- Task statement: Scan the material and copy every line in which "nempe" appears.

==================================================

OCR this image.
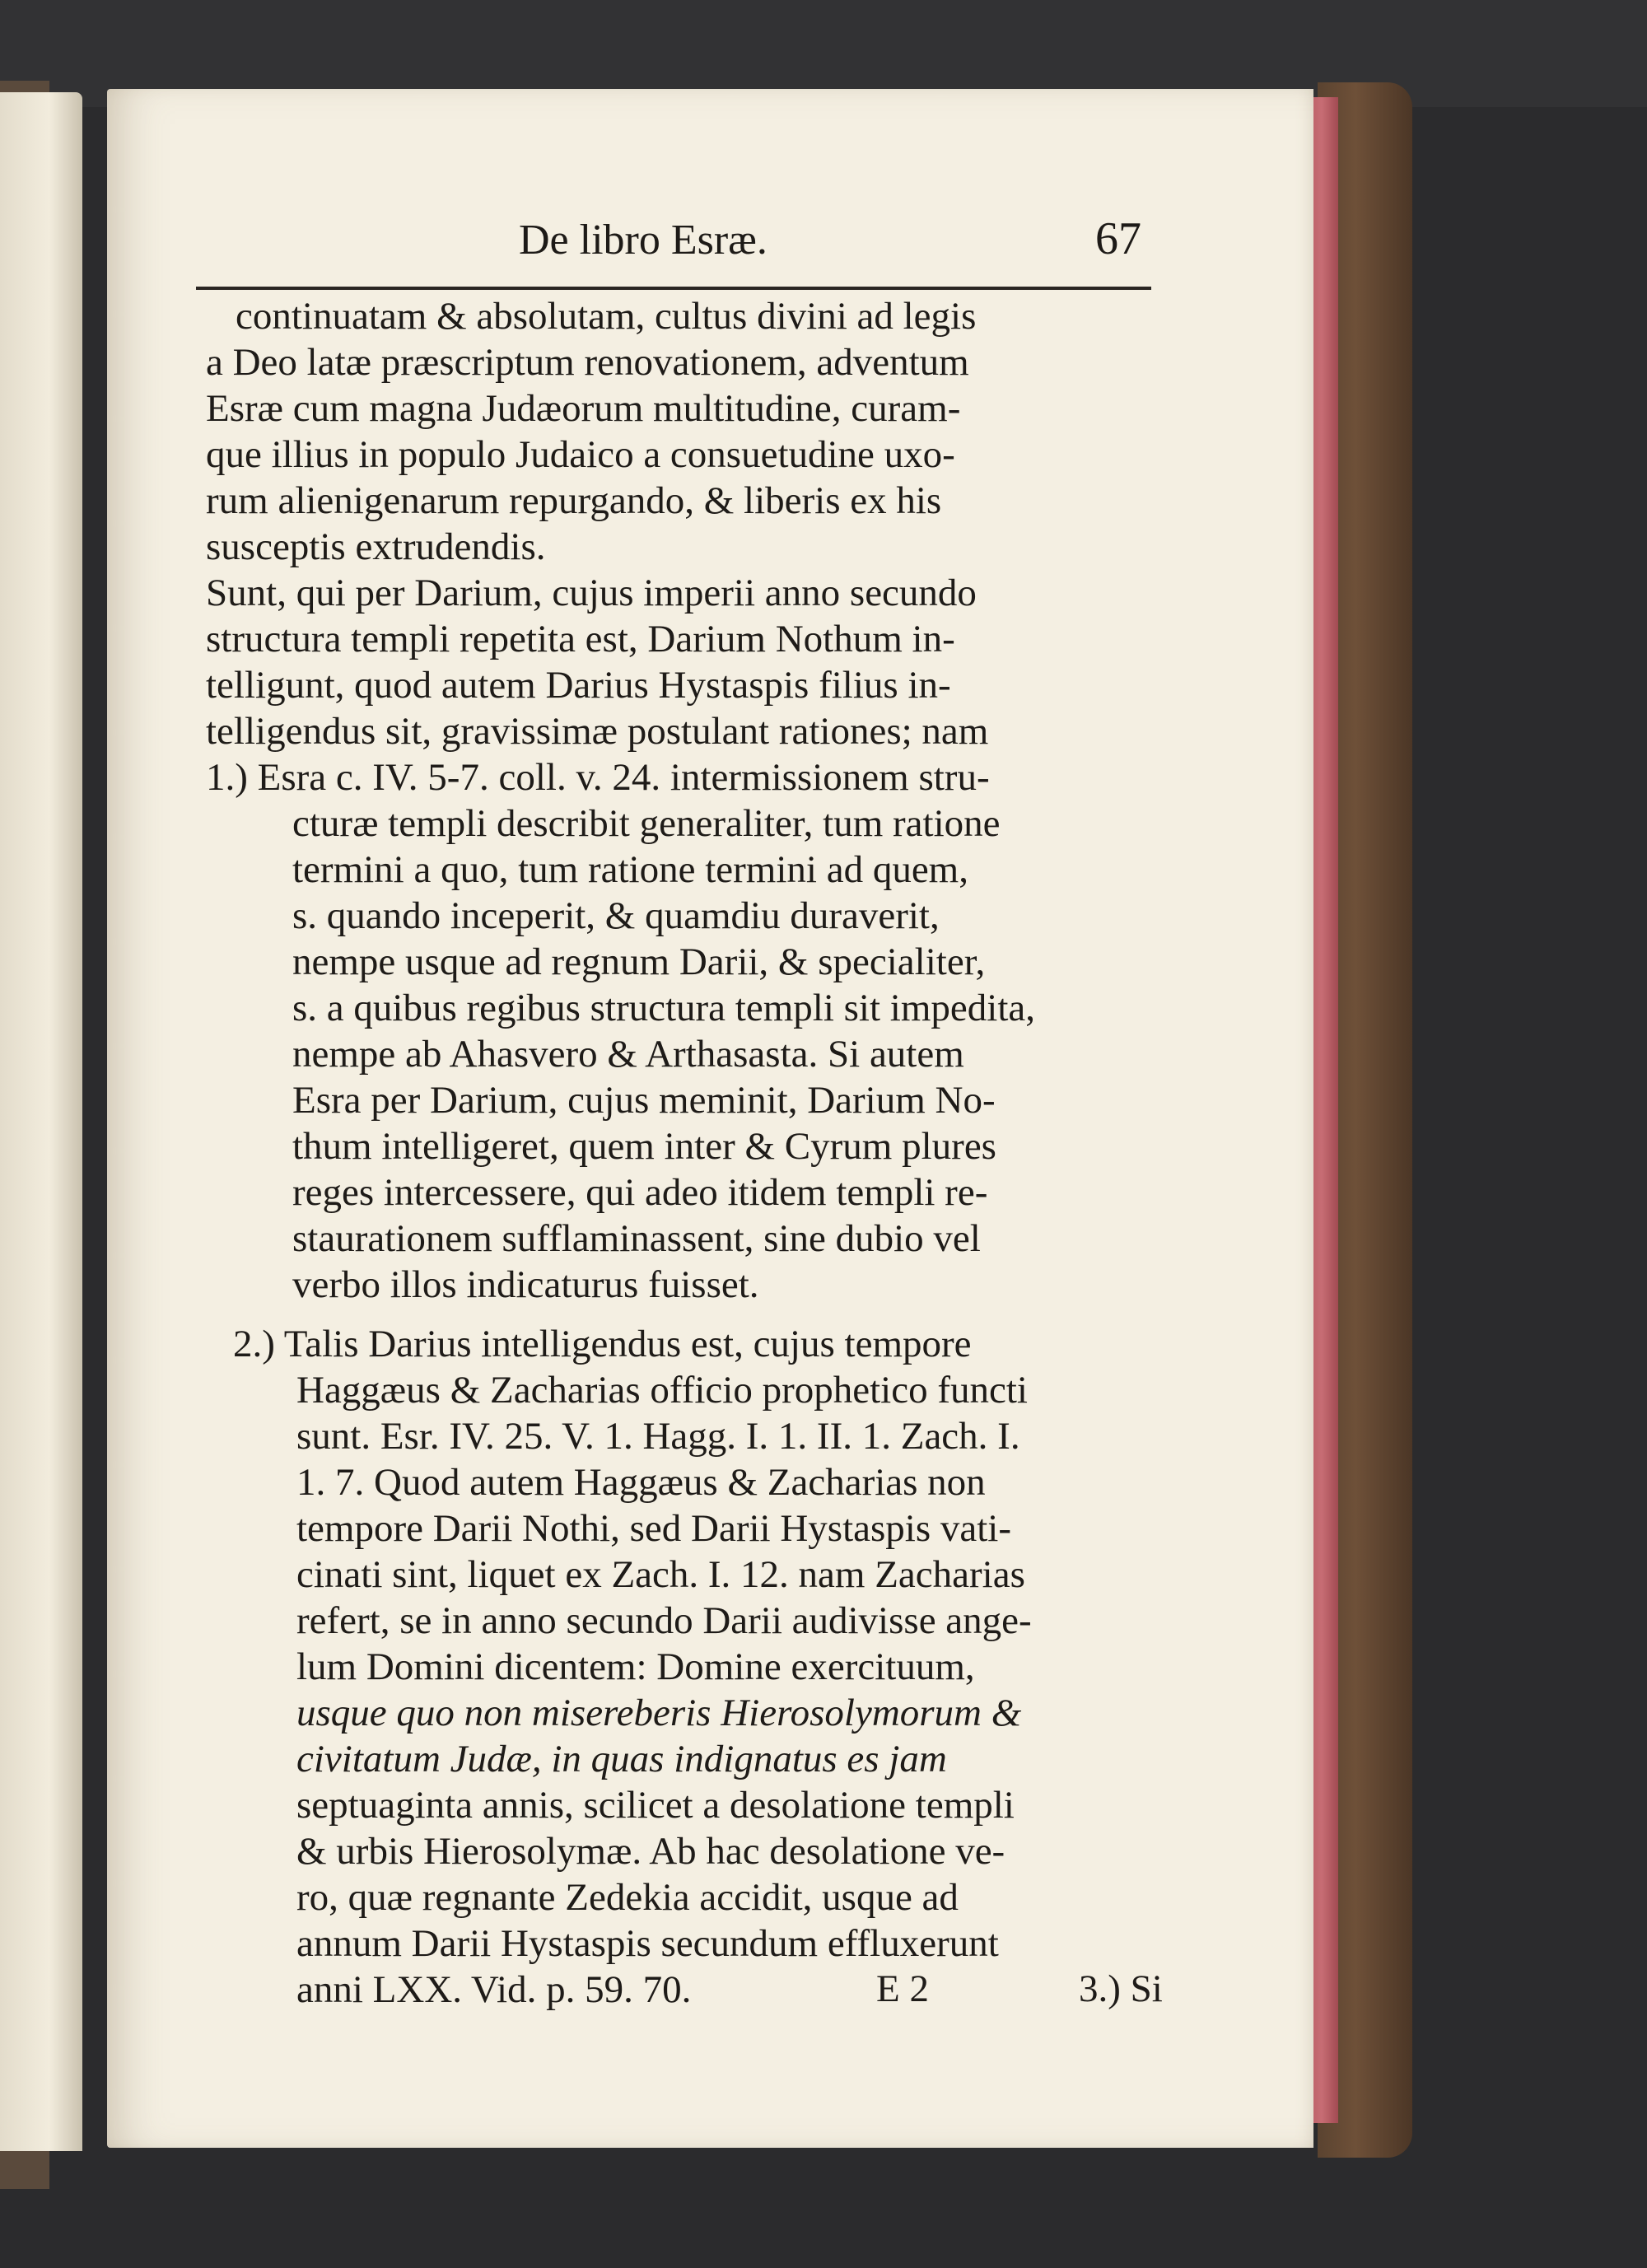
De libro Esræ.	67
continuatam & absolutam, cultus divini ad legis
a Deo latæ præscriptum renovationem, adventum
Esræ cum magna Judæorum multitudine, curam-
que illius in populo Judaico a consuetudine uxo-
rum alienigenarum repurgando, & liberis ex his
susceptis extrudendis.
Sunt, qui per Darium, cujus imperii anno secundo
structura templi repetita est, Darium Nothum in-
telligunt, quod autem Darius Hystaspis filius in-
telligendus sit, gravissimæ postulant rationes; nam
1.) Esra c. IV. 5-7. coll. v. 24. intermissionem stru-
cturæ templi describit generaliter, tum ratione
termini a quo, tum ratione termini ad quem,
s. quando inceperit, & quamdiu duraverit,
nempe usque ad regnum Darii, & specialiter,
s. a quibus regibus structura templi sit impedita,
nempe ab Ahasvero & Arthasasta. Si autem
Esra per Darium, cujus meminit, Darium No-
thum intelligeret, quem inter & Cyrum plures
reges intercessere, qui adeo itidem templi re-
staurationem sufflaminassent, sine dubio vel
verbo illos indicaturus fuisset.
2.) Talis Darius intelligendus est, cujus tempore
Haggæus & Zacharias officio prophetico functi
sunt. Esr. IV. 25. V. 1. Hagg. I. 1. II. 1. Zach. I.
1. 7. Quod autem Haggæus & Zacharias non
tempore Darii Nothi, sed Darii Hystaspis vati-
cinati sint, liquet ex Zach. I. 12. nam Zacharias
refert, se in anno secundo Darii audivisse ange-
lum Domini dicentem: Domine exercituum,
usque quo non misereberis Hierosolymorum &
civitatum Judæ, in quas indignatus es jam
septuaginta annis, scilicet a desolatione templi
& urbis Hierosolymæ. Ab hac desolatione ve-
ro, quæ regnante Zedekia accidit, usque ad
annum Darii Hystaspis secundum effluxerunt
anni LXX. Vid. p. 59. 70.	E 2	3.) Si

==================================================

- Written response:
nempe usque ad regnum Darii, & specialiter,
nempe ab Ahasvero & Arthasasta. Si autem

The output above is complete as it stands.